» Task prompt:
Every record should be copied exactly, except that pictures are to be omitted.

----------------------------------------

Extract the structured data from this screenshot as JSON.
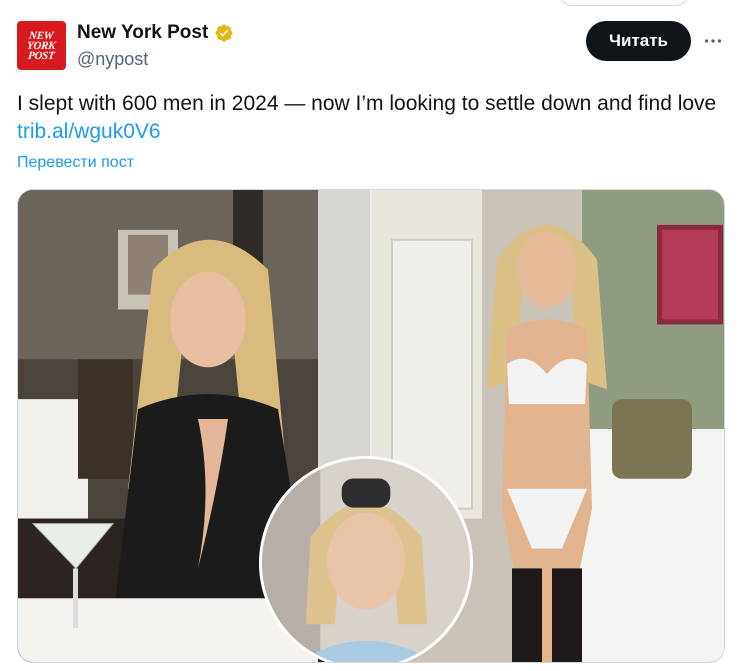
{
  "account": {
    "name": "New York Post",
    "handle": "@nypost",
    "avatar_text": [
      "NEW",
      "YORK",
      "POST"
    ],
    "verified_icon": "verified-badge-gold",
    "brand_color": "#d71920"
  },
  "actions": {
    "follow_label": "Читать",
    "more_icon": "more-horizontal-icon"
  },
  "tweet": {
    "text": "I slept with 600 men in 2024 — now I’m looking to settle down and find love",
    "link": "trib.al/wguk0V6",
    "translate_label": "Перевести пост"
  },
  "media": {
    "images": [
      "photo-restaurant",
      "photo-bedroom",
      "photo-selfie-inset"
    ]
  },
  "colors": {
    "link": "#1d9bf0",
    "text_primary": "#0f1419",
    "text_secondary": "#536471",
    "button_bg": "#0f1419"
  }
}
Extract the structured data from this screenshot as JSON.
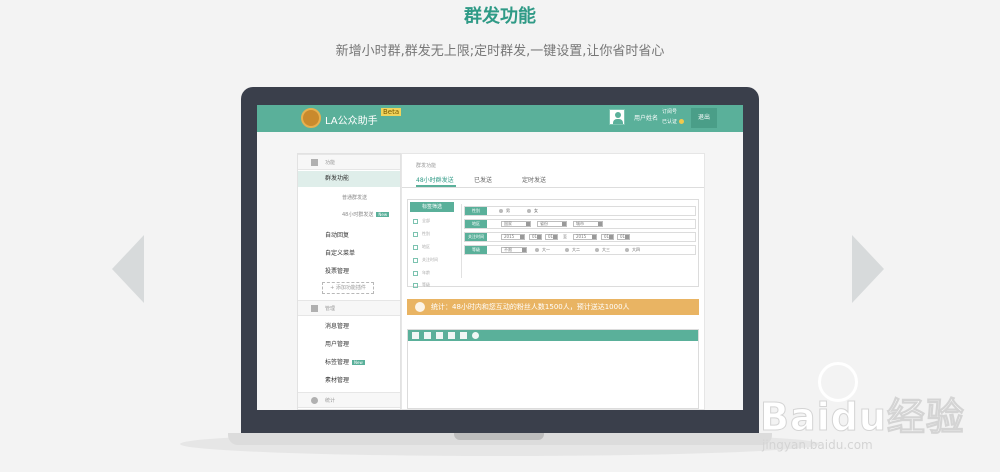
{
  "hero": {
    "title": "群发功能",
    "subtitle": "新增小时群,群发无上限;定时群发,一键设置,让你省时省心"
  },
  "header": {
    "logo_text": "LA公众助手",
    "beta": "Beta",
    "username": "用户姓名",
    "account_type": "订阅号",
    "account_status": "已认证",
    "logout": "退出"
  },
  "sidebar": {
    "sections": [
      {
        "label": "功能",
        "icon": "grid-icon"
      },
      {
        "label": "管理",
        "icon": "download-icon"
      },
      {
        "label": "统计",
        "icon": "pie-chart-icon"
      }
    ],
    "items_function": [
      "群发功能",
      "自动回复",
      "自定义菜单",
      "投票管理"
    ],
    "subitems": [
      "普通群发送",
      "48小时群发送"
    ],
    "new_badge": "New",
    "add_tag": "+ 添加功能插件",
    "items_manage": [
      "消息管理",
      "用户管理",
      "标签管理",
      "素材管理"
    ]
  },
  "main": {
    "breadcrumb": "群发功能",
    "tabs": [
      "48小时群发送",
      "已发送",
      "定时发送"
    ],
    "filter": {
      "head": "标签筛选",
      "list": [
        "全部",
        "性别",
        "地区",
        "关注时间",
        "年龄",
        "等级"
      ],
      "rows": [
        {
          "label": "性别",
          "options": [
            "男",
            "女"
          ]
        },
        {
          "label": "地区",
          "selects": [
            "国家",
            "省份",
            "城市"
          ]
        },
        {
          "label": "关注时间",
          "dates": [
            "2015",
            "01",
            "01",
            "2015",
            "01",
            "01"
          ],
          "to": "至"
        },
        {
          "label": "等级",
          "select": "不限",
          "options": [
            "大一",
            "大二",
            "大三",
            "大四"
          ]
        }
      ]
    },
    "stat_text": "统计：48小时内和您互动的粉丝人数1500人，预计送达1000人"
  },
  "watermark": {
    "brand": "Baidu经验",
    "url": "jingyan.baidu.com"
  }
}
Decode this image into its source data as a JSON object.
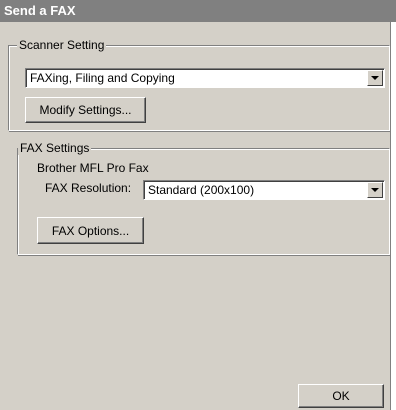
{
  "window": {
    "title": "Send a FAX"
  },
  "scanner_setting": {
    "legend": "Scanner Setting",
    "selected": "FAXing, Filing and Copying",
    "modify_button": "Modify Settings..."
  },
  "fax_settings": {
    "legend": "FAX Settings",
    "device": "Brother MFL Pro Fax",
    "resolution_label": "FAX Resolution:",
    "resolution_selected": "Standard (200x100)",
    "options_button": "FAX Options..."
  },
  "footer": {
    "ok_button": "OK"
  },
  "icons": {
    "dropdown": "chevron-down-icon"
  },
  "colors": {
    "titlebar": "#808080",
    "dialog": "#d4d0c8"
  }
}
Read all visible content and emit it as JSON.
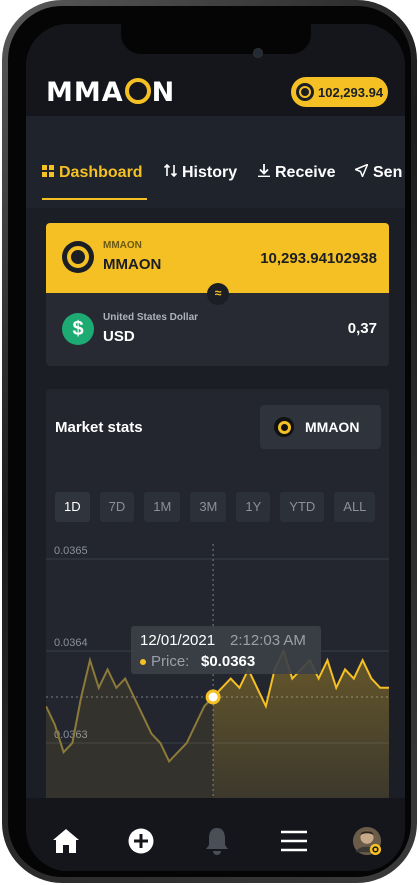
{
  "app": {
    "logo_left": "MMA",
    "logo_right": "N",
    "balance": "102,293.94"
  },
  "tabs": [
    {
      "label": "Dashboard",
      "icon": "grid-icon",
      "active": true
    },
    {
      "label": "History",
      "icon": "swap-vertical-icon"
    },
    {
      "label": "Receive",
      "icon": "download-icon"
    },
    {
      "label": "Sen",
      "icon": "send-icon"
    }
  ],
  "wallet": {
    "crypto_label": "MMAON",
    "crypto_name": "MMAON",
    "crypto_amount": "10,293.94102938",
    "swap_symbol": "≈",
    "fiat_symbol": "$",
    "fiat_label": "United States Dollar",
    "fiat_name": "USD",
    "fiat_amount": "0,37"
  },
  "market": {
    "title": "Market stats",
    "coin_button": "MMAON",
    "periods": [
      "1D",
      "7D",
      "1M",
      "3M",
      "1Y",
      "YTD",
      "ALL"
    ],
    "active_period": "1D",
    "tooltip": {
      "date": "12/01/2021",
      "time": "2:12:03 AM",
      "label": "Price:",
      "value": "$0.0363"
    }
  },
  "chart_data": {
    "type": "area",
    "title": "",
    "xlabel": "",
    "ylabel": "",
    "ylim": [
      0.03625,
      0.0366
    ],
    "yticks": [
      "0.0365",
      "0.0364",
      "0.0363"
    ],
    "ytick_values": [
      0.0365,
      0.0364,
      0.0363
    ],
    "series": [
      {
        "values": [
          0.03634,
          0.03632,
          0.03629,
          0.0363,
          0.03635,
          0.03639,
          0.03636,
          0.03638,
          0.03636,
          0.03637,
          0.03635,
          0.03633,
          0.03631,
          0.0363,
          0.03628,
          0.03629,
          0.0363,
          0.03632,
          0.03634,
          0.03635,
          0.03636,
          0.03637,
          0.03636,
          0.03638,
          0.03636,
          0.03634,
          0.03638,
          0.0364,
          0.03637,
          0.03638,
          0.03639,
          0.03637,
          0.03639,
          0.03636,
          0.03638,
          0.03637,
          0.03639,
          0.03637,
          0.03636,
          0.03636
        ]
      }
    ],
    "highlight_index": 19,
    "color": "#f5c023"
  },
  "nav": [
    {
      "icon": "home-icon"
    },
    {
      "icon": "add-circle-icon"
    },
    {
      "icon": "bell-icon"
    },
    {
      "icon": "menu-icon"
    },
    {
      "icon": "avatar"
    }
  ],
  "colors": {
    "accent": "#f5c023",
    "background": "#1b1e25",
    "green": "#1dab73"
  }
}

----------------------------------------

» Result of the exercise:
Extract the structured data from this screenshot as JSON.
{
  "account": {
    "name": "New York Post",
    "handle": "@nypost",
    "avatar_text": [
      "NEW",
      "YORK",
      "POST"
    ],
    "verified_icon": "verified-badge-gold",
    "brand_color": "#d71920"
  },
  "actions": {
    "follow_label": "Читать",
    "more_icon": "more-horizontal-icon"
  },
  "tweet": {
    "text": "I slept with 600 men in 2024 — now I’m looking to settle down and find love",
    "link": "trib.al/wguk0V6",
    "translate_label": "Перевести пост"
  },
  "media": {
    "images": [
      "photo-restaurant",
      "photo-bedroom",
      "photo-selfie-inset"
    ]
  },
  "colors": {
    "link": "#1d9bf0",
    "text_primary": "#0f1419",
    "text_secondary": "#536471",
    "button_bg": "#0f1419"
  }
}
Extract the structured data from this screenshot as JSON.
{
  "hero": {
    "title": "群发功能",
    "subtitle": "新增小时群,群发无上限;定时群发,一键设置,让你省时省心"
  },
  "header": {
    "logo_text": "LA公众助手",
    "beta": "Beta",
    "username": "用户姓名",
    "account_type": "订阅号",
    "account_status": "已认证",
    "logout": "退出"
  },
  "sidebar": {
    "sections": [
      {
        "label": "功能",
        "icon": "grid-icon"
      },
      {
        "label": "管理",
        "icon": "download-icon"
      },
      {
        "label": "统计",
        "icon": "pie-chart-icon"
      }
    ],
    "items_function": [
      "群发功能",
      "自动回复",
      "自定义菜单",
      "投票管理"
    ],
    "subitems": [
      "普通群发送",
      "48小时群发送"
    ],
    "new_badge": "New",
    "add_tag": "+ 添加功能插件",
    "items_manage": [
      "消息管理",
      "用户管理",
      "标签管理",
      "素材管理"
    ]
  },
  "main": {
    "breadcrumb": "群发功能",
    "tabs": [
      "48小时群发送",
      "已发送",
      "定时发送"
    ],
    "filter": {
      "head": "标签筛选",
      "list": [
        "全部",
        "性别",
        "地区",
        "关注时间",
        "年龄",
        "等级"
      ],
      "rows": [
        {
          "label": "性别",
          "options": [
            "男",
            "女"
          ]
        },
        {
          "label": "地区",
          "selects": [
            "国家",
            "省份",
            "城市"
          ]
        },
        {
          "label": "关注时间",
          "dates": [
            "2015",
            "01",
            "01",
            "2015",
            "01",
            "01"
          ],
          "to": "至"
        },
        {
          "label": "等级",
          "select": "不限",
          "options": [
            "大一",
            "大二",
            "大三",
            "大四"
          ]
        }
      ]
    },
    "stat_text": "统计：48小时内和您互动的粉丝人数1500人，预计送达1000人"
  },
  "watermark": {
    "brand": "Baidu经验",
    "url": "jingyan.baidu.com"
  }
}
Decode this image into its source data as a JSON object.
{
  "window": {
    "title": "Send a FAX"
  },
  "scanner_setting": {
    "legend": "Scanner Setting",
    "selected": "FAXing, Filing and Copying",
    "modify_button": "Modify Settings..."
  },
  "fax_settings": {
    "legend": "FAX Settings",
    "device": "Brother MFL Pro Fax",
    "resolution_label": "FAX Resolution:",
    "resolution_selected": "Standard (200x100)",
    "options_button": "FAX Options..."
  },
  "footer": {
    "ok_button": "OK"
  },
  "icons": {
    "dropdown": "chevron-down-icon"
  },
  "colors": {
    "titlebar": "#808080",
    "dialog": "#d4d0c8"
  }
}
Read all visible content and emit it as JSON.
{
  "app": {
    "logo_left": "MMA",
    "logo_right": "N",
    "balance": "102,293.94"
  },
  "tabs": [
    {
      "label": "Dashboard",
      "icon": "grid-icon",
      "active": true
    },
    {
      "label": "History",
      "icon": "swap-vertical-icon"
    },
    {
      "label": "Receive",
      "icon": "download-icon"
    },
    {
      "label": "Sen",
      "icon": "send-icon"
    }
  ],
  "wallet": {
    "crypto_label": "MMAON",
    "crypto_name": "MMAON",
    "crypto_amount": "10,293.94102938",
    "swap_symbol": "≈",
    "fiat_symbol": "$",
    "fiat_label": "United States Dollar",
    "fiat_name": "USD",
    "fiat_amount": "0,37"
  },
  "market": {
    "title": "Market stats",
    "coin_button": "MMAON",
    "periods": [
      "1D",
      "7D",
      "1M",
      "3M",
      "1Y",
      "YTD",
      "ALL"
    ],
    "active_period": "1D",
    "tooltip": {
      "date": "12/01/2021",
      "time": "2:12:03 AM",
      "label": "Price:",
      "value": "$0.0363"
    }
  },
  "chart_data": {
    "type": "area",
    "title": "",
    "xlabel": "",
    "ylabel": "",
    "ylim": [
      0.03625,
      0.0366
    ],
    "yticks": [
      "0.0365",
      "0.0364",
      "0.0363"
    ],
    "ytick_values": [
      0.0365,
      0.0364,
      0.0363
    ],
    "series": [
      {
        "values": [
          0.03634,
          0.03632,
          0.03629,
          0.0363,
          0.03635,
          0.03639,
          0.03636,
          0.03638,
          0.03636,
          0.03637,
          0.03635,
          0.03633,
          0.03631,
          0.0363,
          0.03628,
          0.03629,
          0.0363,
          0.03632,
          0.03634,
          0.03635,
          0.03636,
          0.03637,
          0.03636,
          0.03638,
          0.03636,
          0.03634,
          0.03638,
          0.0364,
          0.03637,
          0.03638,
          0.03639,
          0.03637,
          0.03639,
          0.03636,
          0.03638,
          0.03637,
          0.03639,
          0.03637,
          0.03636,
          0.03636
        ]
      }
    ],
    "highlight_index": 19,
    "color": "#f5c023"
  },
  "nav": [
    {
      "icon": "home-icon"
    },
    {
      "icon": "add-circle-icon"
    },
    {
      "icon": "bell-icon"
    },
    {
      "icon": "menu-icon"
    },
    {
      "icon": "avatar"
    }
  ],
  "colors": {
    "accent": "#f5c023",
    "background": "#1b1e25",
    "green": "#1dab73"
  }
}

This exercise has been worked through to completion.